**EXTRAIT DU DOCUMENT**.

****

Il en va du contrôle des émotions comme de l’art de boire un scotch. L’élégance réside dans la maîtrise de la violence, dans l’apparence du détachement quand l’intérieur brûle. Chez Harold Pinter, l’un va rarement sans l’autre. De façon très différente, Trahisons, pièce sur laquelle le rideau vient de tomber au Vieux-colombier, ou Dispersion, actuellement jouée au théâtre de l’Oeuvre, illustrent ce trait caractéristique pintérien.
Entre ces deux textes, il y a des similitudes qui n’en sont pas. A commencer par la présence du trio classique du drame bourgeois : le mari, l’épouse et l’amant. D’un côté, Robert/Emma/Jerry. De l’autre, Devlin/Rebecca/Le type. Sauf que dans le second cas, l’amant est au choix un fantasme, un pur désir, un manque, un rêve ou un cauchemar. Pas une présence charnelle à la fois naïve et sensuelle, tel Jerry dans Trahisons. Plutôt une ombre, infiniment plus troublante.
Il y a aussi – et surtout – de vraies ressemblances. Ces vies minuscules qui, au détour de quelques répliques en apparence distanciées et d’une effroyable banalité, ouvrent sur l’abîme. L’effroi devant le vide et la mort. " Nous n’allons rien faire du tout. Ni toi, ni moi. Mon ménage est tombé à l’eau. Il faut que je prenne des dispositions adéquates. Voilà tout ", lâche ainsi Robert à Jerry, son meilleur ami également amant de sa femme, quand ce dernier l’interroge sur les conséquences liées à la mise au jour de cette aventure extraconjugale.
Confession chaotique et lacunaire
" Je ne pense pas qu’on puisse recommencer ", assure de son côté Rebecca, alors que son mari, Devlin, tente de la tirer hors de ces " sables mouvants " mentaux dans lesquels elle s’enfonce inexorablement. " Il y a longtemps que nous avons… commencé. On ne peut pas commencer encore. On peut finir encore (…). On peut finir une fois et puis finir encore. "

****

**ENTRÉES FOURNIES**.
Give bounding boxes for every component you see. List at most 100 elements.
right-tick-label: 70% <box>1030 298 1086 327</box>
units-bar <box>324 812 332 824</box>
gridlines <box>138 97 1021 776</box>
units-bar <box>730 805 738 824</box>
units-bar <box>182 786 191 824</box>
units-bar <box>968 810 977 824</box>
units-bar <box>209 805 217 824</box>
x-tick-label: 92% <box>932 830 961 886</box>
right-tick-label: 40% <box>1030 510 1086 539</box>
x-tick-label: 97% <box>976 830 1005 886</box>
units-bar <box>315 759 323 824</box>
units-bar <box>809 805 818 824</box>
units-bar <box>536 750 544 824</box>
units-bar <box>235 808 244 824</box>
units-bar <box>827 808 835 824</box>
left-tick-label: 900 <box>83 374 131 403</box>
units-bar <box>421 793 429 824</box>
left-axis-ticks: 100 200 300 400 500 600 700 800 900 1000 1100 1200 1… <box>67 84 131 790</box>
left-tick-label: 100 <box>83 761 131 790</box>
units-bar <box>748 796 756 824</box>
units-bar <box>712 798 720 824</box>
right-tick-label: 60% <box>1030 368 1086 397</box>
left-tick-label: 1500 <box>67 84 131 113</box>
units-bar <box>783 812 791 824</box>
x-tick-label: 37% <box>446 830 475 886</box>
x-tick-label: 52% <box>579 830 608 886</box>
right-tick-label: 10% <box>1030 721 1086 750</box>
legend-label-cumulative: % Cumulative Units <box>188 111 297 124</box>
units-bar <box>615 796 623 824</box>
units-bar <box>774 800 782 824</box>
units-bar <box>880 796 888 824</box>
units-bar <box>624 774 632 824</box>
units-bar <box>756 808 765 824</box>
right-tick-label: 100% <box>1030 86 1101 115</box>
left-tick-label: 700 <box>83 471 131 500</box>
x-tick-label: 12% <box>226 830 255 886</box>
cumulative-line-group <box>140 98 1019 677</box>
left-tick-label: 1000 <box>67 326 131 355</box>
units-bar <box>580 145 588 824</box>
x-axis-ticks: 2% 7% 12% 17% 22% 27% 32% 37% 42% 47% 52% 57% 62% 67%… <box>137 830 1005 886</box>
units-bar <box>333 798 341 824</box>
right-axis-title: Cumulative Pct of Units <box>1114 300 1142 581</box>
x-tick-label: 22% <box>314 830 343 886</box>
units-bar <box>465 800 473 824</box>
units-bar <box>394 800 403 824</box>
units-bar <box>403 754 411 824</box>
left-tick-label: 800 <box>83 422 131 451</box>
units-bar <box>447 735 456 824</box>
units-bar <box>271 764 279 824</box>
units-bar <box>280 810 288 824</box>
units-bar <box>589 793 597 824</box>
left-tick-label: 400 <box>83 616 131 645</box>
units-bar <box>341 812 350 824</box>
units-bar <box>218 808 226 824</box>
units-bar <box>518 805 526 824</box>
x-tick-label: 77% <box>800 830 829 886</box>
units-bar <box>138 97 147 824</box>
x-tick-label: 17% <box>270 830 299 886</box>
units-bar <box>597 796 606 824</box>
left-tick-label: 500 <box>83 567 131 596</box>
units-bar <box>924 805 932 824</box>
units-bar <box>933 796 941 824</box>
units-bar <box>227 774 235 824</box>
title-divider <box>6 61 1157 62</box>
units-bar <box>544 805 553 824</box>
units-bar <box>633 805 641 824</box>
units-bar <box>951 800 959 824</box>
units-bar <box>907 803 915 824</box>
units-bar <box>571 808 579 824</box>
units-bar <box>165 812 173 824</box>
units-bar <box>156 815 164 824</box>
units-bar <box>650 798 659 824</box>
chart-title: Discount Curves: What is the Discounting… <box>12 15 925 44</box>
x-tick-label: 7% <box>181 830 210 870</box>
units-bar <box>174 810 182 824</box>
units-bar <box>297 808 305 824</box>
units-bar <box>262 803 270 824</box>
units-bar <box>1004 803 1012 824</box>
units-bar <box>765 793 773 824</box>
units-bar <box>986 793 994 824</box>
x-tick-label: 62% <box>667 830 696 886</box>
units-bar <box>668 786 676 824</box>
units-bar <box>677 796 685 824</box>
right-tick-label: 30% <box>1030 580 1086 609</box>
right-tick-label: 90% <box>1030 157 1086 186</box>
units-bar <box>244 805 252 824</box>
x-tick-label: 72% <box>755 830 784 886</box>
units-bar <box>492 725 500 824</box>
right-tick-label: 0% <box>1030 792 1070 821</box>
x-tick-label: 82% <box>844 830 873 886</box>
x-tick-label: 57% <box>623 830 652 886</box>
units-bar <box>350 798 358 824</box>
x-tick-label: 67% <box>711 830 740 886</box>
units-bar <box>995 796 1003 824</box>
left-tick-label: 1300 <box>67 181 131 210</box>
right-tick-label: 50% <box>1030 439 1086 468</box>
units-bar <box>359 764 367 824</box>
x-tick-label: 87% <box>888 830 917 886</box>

****

**OBJECTIF ÉNONCÉ 1**.
Dans la critique sur Pinter, remplace « drame bourgeois » par « théâtre de boulevard » et reproduis le passage qui s'ouvre sur les mots contenant « Entre ces deux » et se ferme sur « infiniment plus troublante. ».
**OBJECTIF ÉNONCÉ 2**.
Prolonge la critique consacrée aux pièces de Harold Pinter à partir de l'endroit où elle s'arrête.

**RÉSULTAT ATTENDU 1**.
Entre ces deux textes, il y a des similitudes qui n’en sont pas. A commencer par la présence du trio classique du théâtre de boulevard : le mari, l’épouse et l’amant. D’un côté, Robert/Emma/Jerry. De l’autre, Devlin/Rebecca/Le type. Sauf que dans le second cas, l’amant est au choix un fantasme, un pur désir, un manque, un rêve ou un cauchemar. Pas une présence charnelle à la fois naïve et sensuelle, tel Jerry dans Trahisons. Plutôt une ombre, infiniment plus troublante.

**RÉSULTAT ATTENDU 2**.
Quand tout s’écroule, quand la douleur vécue ou fantasmée (Rebecca évoque un amant bourreau, des bébés arrachés à leurs mères, des quais de gares aux allures de départ vers un camp aux relents sinistres, avant de confier : " Rien ne m’est jamais arrivé. Rien n’est jamais arrivé à aucun de mes amis. Je n’ai jamais souffert. Ni moi, ni mes amis "), brouille les frontières entre amour, souillure et culpabilité, reste l’apparence. Un regard, un port de tête, un simple mouvement esquissé de la main. Une ellipse, un long silence aussi. Pinter fait d’ailleurs de ce dernier un usage intensif et quasiment musical. Autant de barrages dérisoires pour tenter d’affronter la violence du mal et résister à sa brûlure.
Trahisons comme Dispersion donnent à voir, entendre et ressentir physiquement la chronique de ce combat contre le néant que l’on sent perdu d’avance. Ainsi dans Trahisons, une trouvaille de l’auteur (faire débuter la pièce par la fin, puis remonter jusqu’aux débuts de la relation Emma/Jerry) vient-elle souligner la nature implacable du processus. D’entrée, on sait qu’il ne se passera rien.
De même, dans Dispersion, les minutes de la confession chaotique et lacunaire de Rebecca sont-elles illustrées phoniquement par le cliquetis entêtant d’une machine à écrire. Choisissant le ton de l’interrogatoire policier ponctué de " Tu veux dire que… " ou de " On reprend à zéro…", Devlin, interprété par un Gérard Desarthe dont le " look " patibulaire évoque celui de l’auteur de roman noir américain James Ellroy, entreprend de sauver des cendres ce qui lui semble encore pouvoir l’être.
Ce faisant, il fait entendre " un langage où autre chose est dit sous ce qui est dit", pour reprendre une formulation de Pinter lui-même à l’occasion d’un discours prononcé en 1962 à Bristol. Alors que faut-il donc entendre ici et là ? Sans doute, une tentative de distanciation par rapport à des événements qu’on se sait incapable de maîtriser, le tout drapé dans une légèreté de ton et un humour seuls capables de ne pas rendre le tableau totalement insupportable. Une forme de distinction, en somme.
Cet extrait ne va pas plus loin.